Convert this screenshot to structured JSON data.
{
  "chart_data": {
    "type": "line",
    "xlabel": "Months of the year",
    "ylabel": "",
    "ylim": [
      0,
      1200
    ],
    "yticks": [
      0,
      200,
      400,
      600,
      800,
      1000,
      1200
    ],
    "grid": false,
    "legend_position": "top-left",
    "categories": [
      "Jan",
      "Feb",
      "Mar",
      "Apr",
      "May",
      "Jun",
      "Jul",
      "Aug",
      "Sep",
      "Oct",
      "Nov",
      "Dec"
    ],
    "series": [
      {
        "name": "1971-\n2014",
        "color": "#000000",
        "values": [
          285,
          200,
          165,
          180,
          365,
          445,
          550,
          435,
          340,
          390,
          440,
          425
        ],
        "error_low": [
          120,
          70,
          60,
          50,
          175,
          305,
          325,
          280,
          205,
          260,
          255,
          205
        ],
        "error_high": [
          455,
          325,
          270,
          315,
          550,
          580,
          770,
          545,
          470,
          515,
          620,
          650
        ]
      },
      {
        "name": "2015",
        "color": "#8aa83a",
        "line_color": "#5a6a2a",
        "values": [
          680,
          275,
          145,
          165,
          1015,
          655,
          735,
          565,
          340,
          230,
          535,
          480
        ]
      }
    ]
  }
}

--

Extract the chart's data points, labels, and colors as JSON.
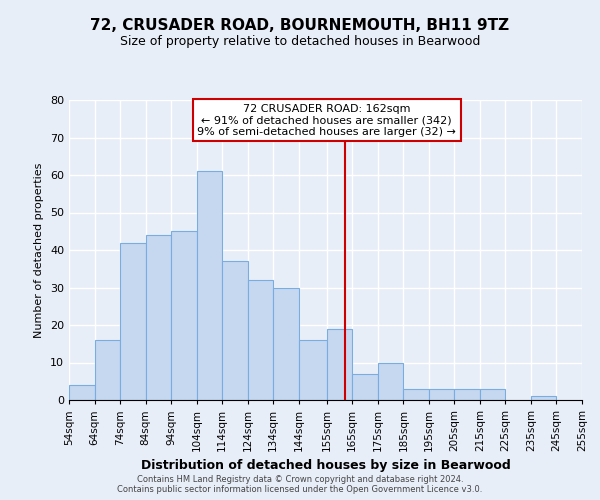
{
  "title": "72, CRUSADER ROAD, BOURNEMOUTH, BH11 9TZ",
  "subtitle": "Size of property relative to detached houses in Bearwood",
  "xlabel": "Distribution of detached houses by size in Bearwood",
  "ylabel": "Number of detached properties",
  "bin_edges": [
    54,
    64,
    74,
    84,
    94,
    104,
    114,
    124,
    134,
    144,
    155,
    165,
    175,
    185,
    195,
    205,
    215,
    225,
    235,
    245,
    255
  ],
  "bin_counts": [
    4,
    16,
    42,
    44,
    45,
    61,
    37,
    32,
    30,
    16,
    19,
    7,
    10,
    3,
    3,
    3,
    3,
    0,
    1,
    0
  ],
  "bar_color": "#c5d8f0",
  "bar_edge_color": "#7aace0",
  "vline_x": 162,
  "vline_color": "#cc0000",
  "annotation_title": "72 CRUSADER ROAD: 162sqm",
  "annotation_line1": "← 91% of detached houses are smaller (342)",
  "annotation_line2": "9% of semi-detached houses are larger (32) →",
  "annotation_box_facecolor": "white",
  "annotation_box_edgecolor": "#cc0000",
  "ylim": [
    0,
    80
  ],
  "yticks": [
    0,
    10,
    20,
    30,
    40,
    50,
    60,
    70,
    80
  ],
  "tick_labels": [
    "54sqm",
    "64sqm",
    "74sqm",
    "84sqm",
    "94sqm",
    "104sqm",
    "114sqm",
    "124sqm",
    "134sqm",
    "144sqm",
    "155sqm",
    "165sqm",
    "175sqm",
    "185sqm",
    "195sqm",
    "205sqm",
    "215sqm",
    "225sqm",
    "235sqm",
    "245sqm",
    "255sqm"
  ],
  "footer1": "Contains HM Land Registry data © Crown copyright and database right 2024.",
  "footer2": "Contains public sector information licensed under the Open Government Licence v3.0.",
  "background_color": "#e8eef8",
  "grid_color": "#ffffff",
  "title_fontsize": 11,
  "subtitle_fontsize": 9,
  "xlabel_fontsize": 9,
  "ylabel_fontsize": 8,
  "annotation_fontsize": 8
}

...

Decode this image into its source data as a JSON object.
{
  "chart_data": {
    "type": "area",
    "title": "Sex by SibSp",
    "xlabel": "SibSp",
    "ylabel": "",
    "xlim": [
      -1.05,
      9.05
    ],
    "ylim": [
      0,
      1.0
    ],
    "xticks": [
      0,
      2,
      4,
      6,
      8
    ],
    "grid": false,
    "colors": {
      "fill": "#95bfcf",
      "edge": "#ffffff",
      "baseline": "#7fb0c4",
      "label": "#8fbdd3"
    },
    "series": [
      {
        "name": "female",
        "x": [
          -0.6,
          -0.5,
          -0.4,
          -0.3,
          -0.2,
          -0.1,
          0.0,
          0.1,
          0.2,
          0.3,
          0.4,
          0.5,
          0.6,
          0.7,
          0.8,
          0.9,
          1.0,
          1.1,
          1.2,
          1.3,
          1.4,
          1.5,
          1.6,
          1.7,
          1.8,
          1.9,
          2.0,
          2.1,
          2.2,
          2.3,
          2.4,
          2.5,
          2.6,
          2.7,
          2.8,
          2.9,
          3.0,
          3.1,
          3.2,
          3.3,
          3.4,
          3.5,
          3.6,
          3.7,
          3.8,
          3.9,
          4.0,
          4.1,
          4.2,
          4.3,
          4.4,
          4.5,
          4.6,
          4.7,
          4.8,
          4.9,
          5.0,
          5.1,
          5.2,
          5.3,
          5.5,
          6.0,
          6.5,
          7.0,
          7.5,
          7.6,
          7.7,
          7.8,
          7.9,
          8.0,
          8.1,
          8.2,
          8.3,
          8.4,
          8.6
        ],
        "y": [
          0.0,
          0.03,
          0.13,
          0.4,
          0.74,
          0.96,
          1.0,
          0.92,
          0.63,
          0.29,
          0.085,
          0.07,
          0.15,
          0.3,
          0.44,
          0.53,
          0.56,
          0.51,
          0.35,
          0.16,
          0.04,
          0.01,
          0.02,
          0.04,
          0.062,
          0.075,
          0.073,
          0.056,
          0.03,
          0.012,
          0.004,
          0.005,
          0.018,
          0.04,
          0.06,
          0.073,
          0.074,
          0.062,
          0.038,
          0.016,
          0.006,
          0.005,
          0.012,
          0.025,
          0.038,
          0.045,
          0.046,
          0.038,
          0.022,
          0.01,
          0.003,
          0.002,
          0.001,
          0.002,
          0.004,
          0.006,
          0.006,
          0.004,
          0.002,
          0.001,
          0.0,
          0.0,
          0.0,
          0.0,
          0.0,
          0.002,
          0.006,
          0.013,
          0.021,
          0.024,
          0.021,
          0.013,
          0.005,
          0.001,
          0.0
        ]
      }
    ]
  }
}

- _EXERCISE TASK_:
From the records, copy every line that has the string "ROAD" in it.

- _FULL ANSWER_:
  "title": "72, CRUSADER ROAD, BOURNEMOUTH, BH11 9TZ",
  "annotation_title": "72 CRUSADER ROAD: 162sqm",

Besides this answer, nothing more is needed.